# Information given:
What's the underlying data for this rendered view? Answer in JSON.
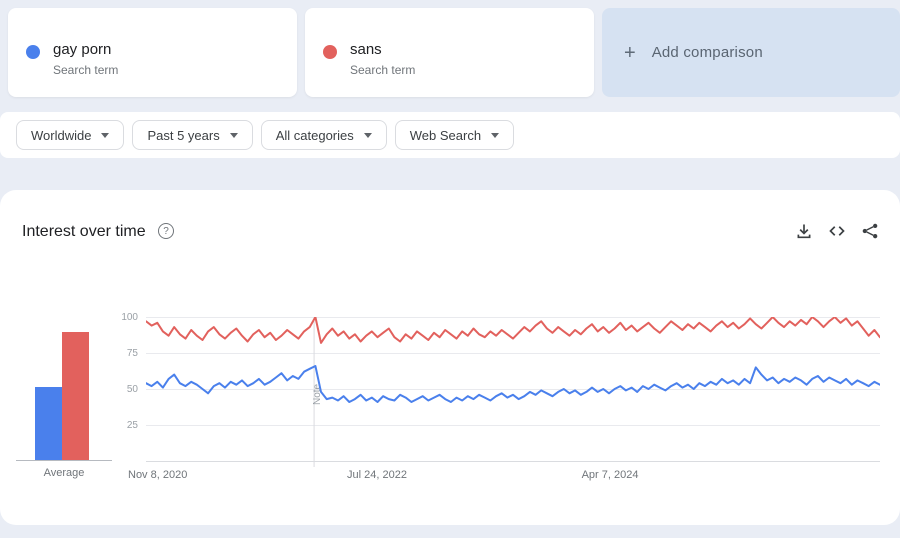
{
  "comparison": {
    "terms": [
      {
        "label": "gay porn",
        "sublabel": "Search term",
        "color": "#4a80ec"
      },
      {
        "label": "sans",
        "sublabel": "Search term",
        "color": "#e2615d"
      }
    ],
    "add_label": "Add comparison",
    "plus_glyph": "+"
  },
  "filters": [
    {
      "label": "Worldwide"
    },
    {
      "label": "Past 5 years"
    },
    {
      "label": "All categories"
    },
    {
      "label": "Web Search"
    }
  ],
  "interest_section": {
    "title": "Interest over time",
    "help_glyph": "?",
    "toolbar_icons": [
      "download-icon",
      "embed-icon",
      "share-icon"
    ]
  },
  "chart_data": {
    "type": "line",
    "title": "Interest over time",
    "ylim": [
      0,
      100
    ],
    "yticks": [
      25,
      50,
      75,
      100
    ],
    "xtick_labels": [
      "Nov 8, 2020",
      "Jul 24, 2022",
      "Apr 7, 2024"
    ],
    "grid": true,
    "note_marker": {
      "x_fraction": 0.229,
      "label": "Note"
    },
    "average_bars": {
      "label": "Average",
      "values": [
        {
          "name": "gay porn",
          "value": 51,
          "color": "#4a80ec"
        },
        {
          "name": "sans",
          "value": 89,
          "color": "#e2615d"
        }
      ]
    },
    "series": [
      {
        "name": "gay porn",
        "color": "#4a80ec",
        "values": [
          54,
          52,
          55,
          51,
          57,
          60,
          54,
          52,
          55,
          53,
          50,
          47,
          52,
          54,
          51,
          55,
          53,
          56,
          52,
          54,
          57,
          53,
          55,
          58,
          61,
          56,
          59,
          57,
          62,
          64,
          66,
          48,
          43,
          44,
          42,
          45,
          41,
          43,
          46,
          42,
          44,
          41,
          45,
          43,
          42,
          46,
          44,
          41,
          43,
          45,
          42,
          44,
          46,
          43,
          41,
          44,
          42,
          45,
          43,
          46,
          44,
          42,
          45,
          47,
          44,
          46,
          43,
          45,
          48,
          46,
          49,
          47,
          45,
          48,
          50,
          47,
          49,
          46,
          48,
          51,
          48,
          50,
          47,
          50,
          52,
          49,
          51,
          48,
          52,
          50,
          53,
          51,
          49,
          52,
          54,
          51,
          53,
          50,
          54,
          52,
          55,
          53,
          57,
          54,
          56,
          53,
          57,
          54,
          65,
          60,
          56,
          58,
          54,
          57,
          55,
          58,
          56,
          53,
          57,
          59,
          55,
          58,
          56,
          54,
          57,
          53,
          56,
          54,
          52,
          55,
          53
        ]
      },
      {
        "name": "sans",
        "color": "#e2615d",
        "values": [
          97,
          94,
          96,
          90,
          87,
          93,
          88,
          85,
          91,
          87,
          84,
          90,
          93,
          88,
          85,
          89,
          92,
          87,
          83,
          88,
          91,
          86,
          89,
          84,
          87,
          91,
          88,
          85,
          90,
          93,
          100,
          82,
          88,
          92,
          87,
          90,
          85,
          88,
          83,
          87,
          90,
          86,
          89,
          92,
          86,
          83,
          88,
          85,
          90,
          87,
          84,
          89,
          86,
          91,
          88,
          85,
          90,
          87,
          92,
          88,
          86,
          90,
          87,
          91,
          88,
          85,
          89,
          93,
          90,
          94,
          97,
          92,
          89,
          93,
          90,
          87,
          91,
          88,
          92,
          95,
          90,
          93,
          89,
          92,
          96,
          91,
          94,
          90,
          93,
          96,
          92,
          89,
          93,
          97,
          94,
          91,
          95,
          92,
          96,
          93,
          90,
          94,
          97,
          93,
          96,
          92,
          95,
          99,
          95,
          92,
          96,
          100,
          96,
          93,
          97,
          94,
          98,
          95,
          100,
          97,
          93,
          97,
          100,
          96,
          99,
          94,
          97,
          92,
          87,
          91,
          86
        ]
      }
    ]
  }
}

# Direction:
Copy out every line in the listing where the word "comparison" appears.

# Problem solution:
  "comparison": {
    "add_label": "Add comparison",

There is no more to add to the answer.